- [GIVEN RECORDS]

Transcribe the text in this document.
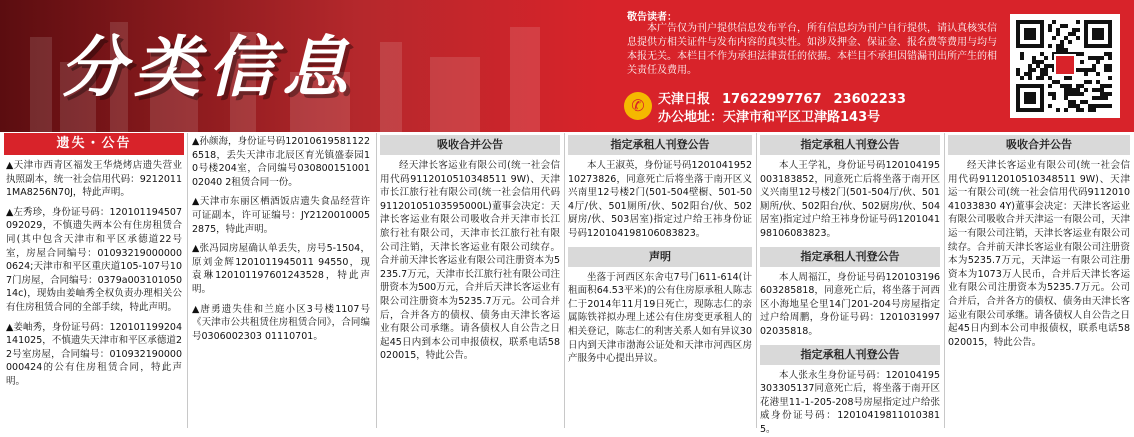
分类信息
敬告读者：
本广告仅为刊户提供信息发布平台，所有信息均为刊户自行提供，请认真核实信息提供方相关证件与发布内容的真实性。如涉及押金、保证金、报名费等费用与均与本报无关。本栏目不作为承担法律责任的依据。本栏目不承担因错漏刊出所产生的相关责任及费用。
✆	天津日报 17622997767 23602233
办公地址：天津市和平区卫津路143号
遗失・公告
▲天津市西青区福发王华烧烤店遗失营业执照副本，统一社会信用代码：92120111MA8256N70J，特此声明。
▲左秀珍，身份证号码：120101194507092029，不慎遗失两本公有住房租赁合同(其中包含天津市和平区承德道22号室，房屋合同编号：010932190000000624;天津市和平区重庆道105-107号107门房屋，合同编号：0379a00310105014c)，现妫由姜岫秀全权负责办理相关公有住房租赁合同的全部手续，特此声明。
▲姜岫秀，身份证号码：120101199204141025，不慎遗失天津市和平区承德道22号室房屋，合同编号：010932190000000424的公有住房租赁合同，特此声明。
▲孙颜海，身份证号码120106195811226518，丢失天津市北辰区育光镇盛泰园10号楼204室，合同编号03080015100102040 2租赁合同一份。
▲天津市东丽区栖酒饭店遗失食品经营许可证副本，许可证编号：JY21200100052875，特此声明。
▲张冯园房屋确认单丢失，房号5-1504，原刘金辉1201011945011 94550，现袁琳120101197601243528，特此声明。
▲唐勇遗失佳和兰庭小区3号楼1107号《天津市公共租赁住房租赁合同》，合同编号0306002303 01110701。
吸收合并公告
经天津长客运业有限公司(统一社会信用代码9112010510348511 9W)、天津市长江旅行社有限公司(统一社会信用代码91120105103595000L)董事会决定：天津长客运业有限公司吸收合并天津市长江旅行社有限公司，天津市长江旅行社有限公司注销，天津长客运业有限公司续存。合并前天津长客运业有限公司注册资本为5235.7万元，天津市长江旅行社有限公司注册资本为500万元，合并后天津长客运业有限公司注册资本为5235.7万元。公司合并后，合并各方的债权、债务由天津长客运业有限公司承继。请各债权人自公告之日起45日内到本公司申报债权，联系电话58020015，特此公告。
指定承租人刊登公告
本人王淑英，身份证号码120104195210273826，同意死亡后将坐落于南开区义兴南里12号楼2门(501-504壁橱、501-504厅/伙、501厕所/伙、502阳台/伙、502厨房/伙、503居室)指定过户给王祎身份证号码120104198106083823。
声明
坐落于河西区东舍屯7号门611-614(计租面积64.53平米)的公有住房原承租人陈志仁于2014年11月19日死亡，现陈志仁的亲属陈铁祥拟办理上述公有住房变更承租人的相关登记，陈志仁的利害关系人如有异议30日内到天津市渤海公证处和天津市河西区房产服务中心提出异议。
指定承租人刊登公告
本人王学礼，身份证号码120104195003183852，同意死亡后将坐落于南开区义兴南里12号楼2门(501-504厅/伙、501厕所/伙、502阳台/伙、502厨房/伙、504居室)指定过户给王祎身份证号码120104198106083823。
指定承租人刊登公告
本人周福江，身份证号码120103196603285818，同意死亡后，将坐落于河西区小海地星仑里14门201-204号房屋指定过户给周鹏，身份证号码：120103199702035818。
指定承租人刊登公告
本人张永生身份证号码：120104195303305137同意死亡后，将坐落于南开区花港里11-1-205-208号房屋指定过户给张威身份证号码：120104198110103815。
吸收合并公告
经天津长客运业有限公司(统一社会信用代码9112010510348511 9W)、天津运一有限公司(统一社会信用代码911201041033830 4Y)董事会决定：天津长客运业有限公司吸收合并天津运一有限公司，天津运一有限公司注销，天津长客运业有限公司续存。合并前天津长客运业有限公司注册资本为5235.7万元，天津运一有限公司注册资本为1073万人民币，合并后天津长客运业有限公司注册资本为5235.7万元。公司合并后，合并各方的债权、债务由天津长客运业有限公司承继。请各债权人自公告之日起45日内到本公司申报债权，联系电话58020015，特此公告。
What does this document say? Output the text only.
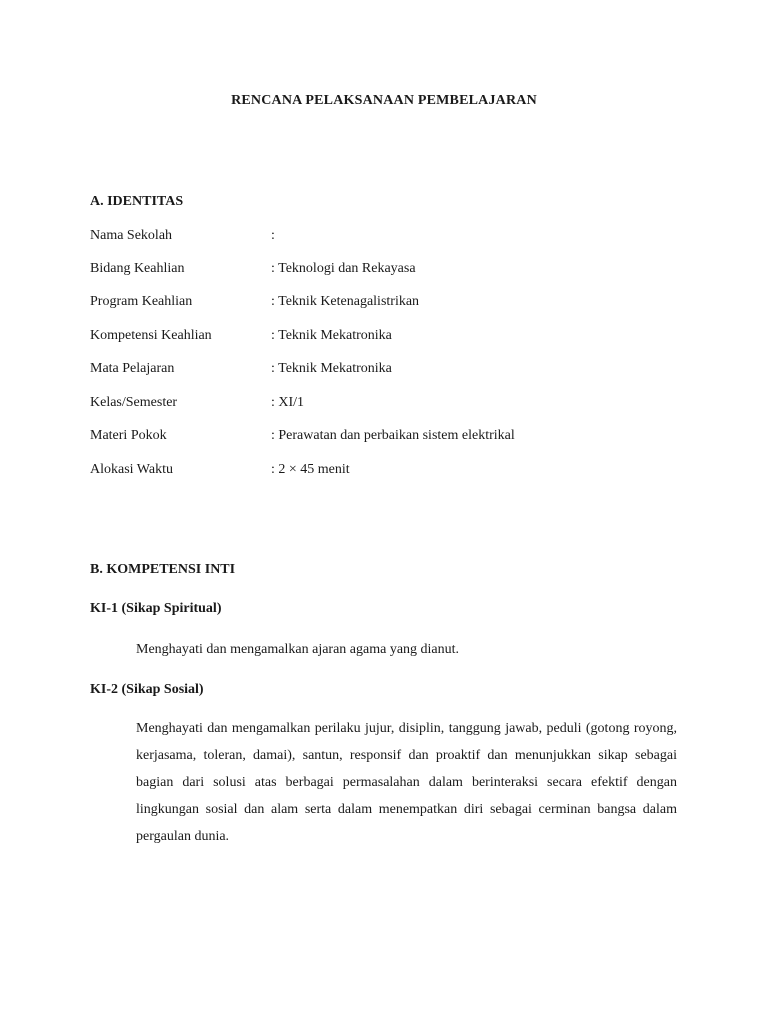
RENCANA PELAKSANAAN PEMBELAJARAN
A. IDENTITAS
Nama Sekolah	:
Bidang Keahlian	: Teknologi dan Rekayasa
Program Keahlian	: Teknik Ketenagalistrikan
Kompetensi Keahlian	: Teknik Mekatronika
Mata Pelajaran	: Teknik Mekatronika
Kelas/Semester	: XI/1
Materi Pokok	: Perawatan dan perbaikan sistem elektrikal
Alokasi Waktu	: 2 × 45 menit
B. KOMPETENSI INTI
KI-1 (Sikap Spiritual)
Menghayati dan mengamalkan ajaran agama yang dianut.
KI-2 (Sikap Sosial)
Menghayati dan mengamalkan perilaku jujur, disiplin, tanggung jawab, peduli (gotong royong, kerjasama, toleran, damai), santun, responsif dan proaktif dan menunjukkan sikap sebagai bagian dari solusi atas berbagai permasalahan dalam berinteraksi secara efektif dengan lingkungan sosial dan alam serta dalam menempatkan diri sebagai cerminan bangsa dalam pergaulan dunia.
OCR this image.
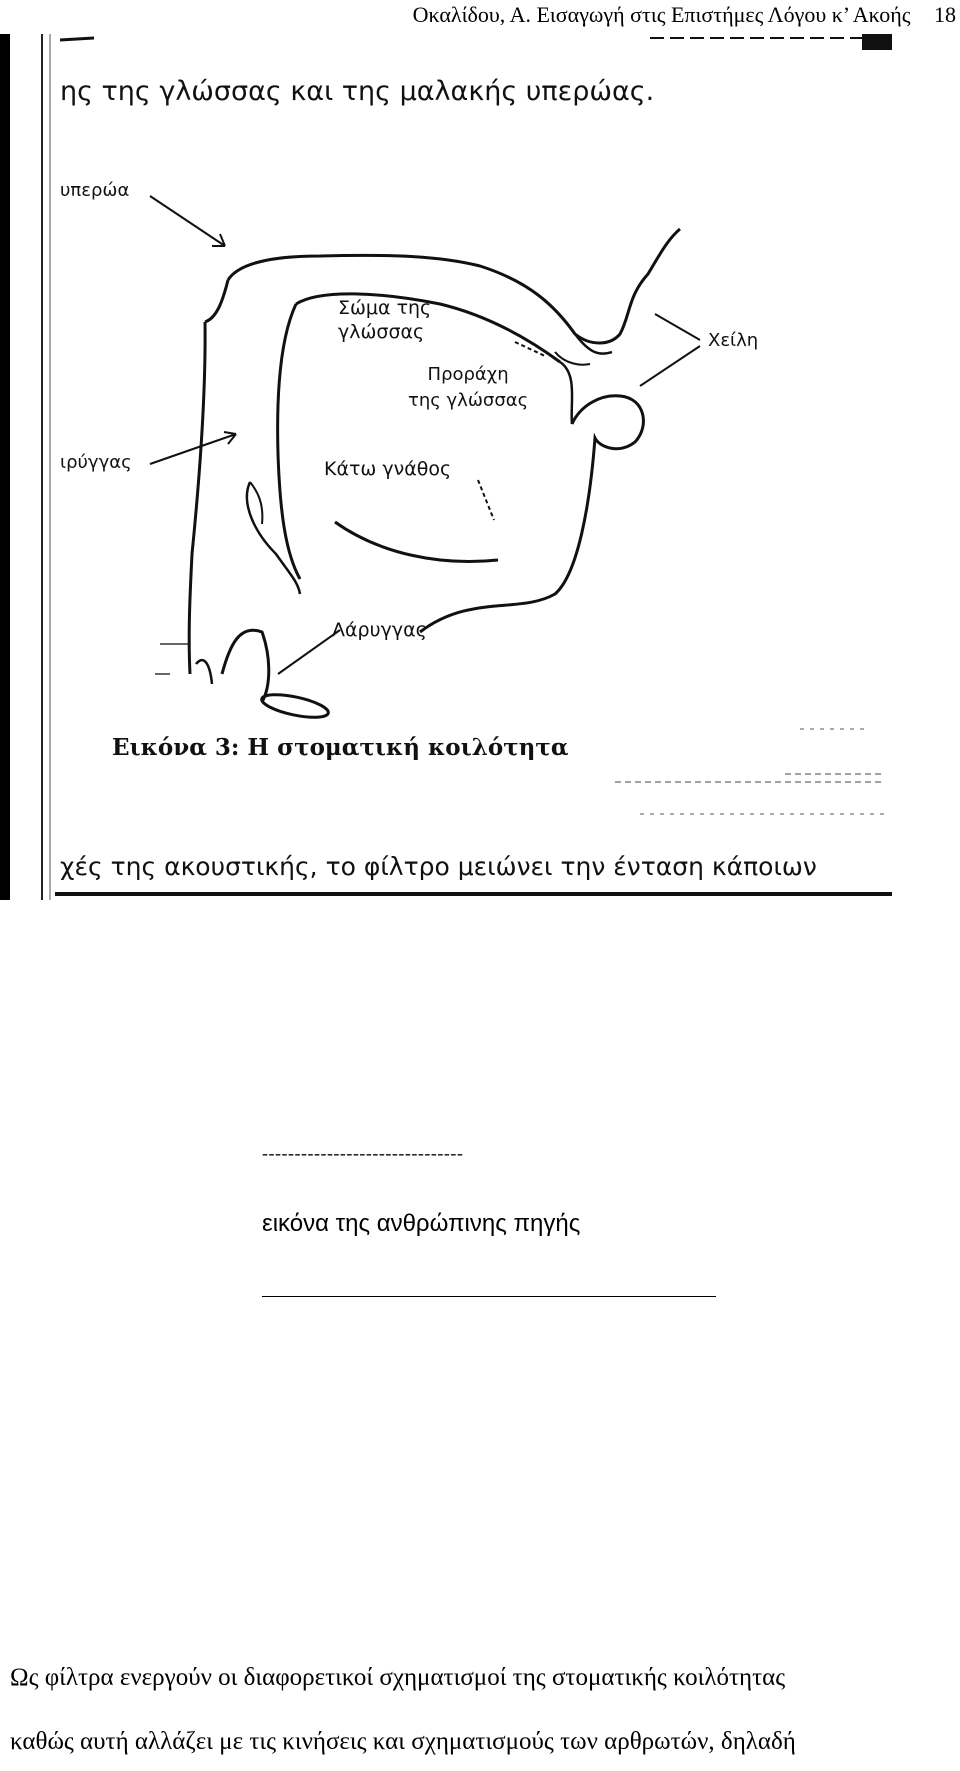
Οκαλίδου, Α. Εισαγωγή στις Επιστήμες Λόγου κ’ Ακοής 18
ης της γλώσσας και της μαλακής υπερώας.
υπερώα
Σώμα της
γλώσσας
Προράχη
της γλώσσας
Χείλη
ιρύγγας	Κάτω γνάθος
Λάρυγγας
Εικόνα 3: Η στοματική κοιλότητα
χές της ακουστικής, το φίλτρο μειώνει την ένταση κάποιων
-------------------------------
εικόνα της ανθρώπινης πηγής
Ως φίλτρα ενεργούν οι διαφορετικοί σχηματισμοί της στοματικής κοιλότητας
καθώς αυτή αλλάζει με τις κινήσεις και σχηματισμούς των αρθρωτών, δηλαδή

- [THE REQUEST] Whichever lines contain the string "公司合并后", select and copy them.

- [ANSWER BELOW]
经天津长客运业有限公司(统一社会信用代码9112010510348511 9W)、天津市长江旅行社有限公司(统一社会信用代码91120105103595000L)董事会决定：天津长客运业有限公司吸收合并天津市长江旅行社有限公司，天津市长江旅行社有限公司注销，天津长客运业有限公司续存。合并前天津长客运业有限公司注册资本为5235.7万元，天津市长江旅行社有限公司注册资本为500万元，合并后天津长客运业有限公司注册资本为5235.7万元。公司合并后，合并各方的债权、债务由天津长客运业有限公司承继。请各债权人自公告之日起45日内到本公司申报债权，联系电话58020015，特此公告。
经天津长客运业有限公司(统一社会信用代码9112010510348511 9W)、天津运一有限公司(统一社会信用代码911201041033830 4Y)董事会决定：天津长客运业有限公司吸收合并天津运一有限公司，天津运一有限公司注销，天津长客运业有限公司续存。合并前天津长客运业有限公司注册资本为5235.7万元，天津运一有限公司注册资本为1073万人民币，合并后天津长客运业有限公司注册资本为5235.7万元。公司合并后，合并各方的债权、债务由天津长客运业有限公司承继。请各债权人自公告之日起45日内到本公司申报债权，联系电话58020015，特此公告。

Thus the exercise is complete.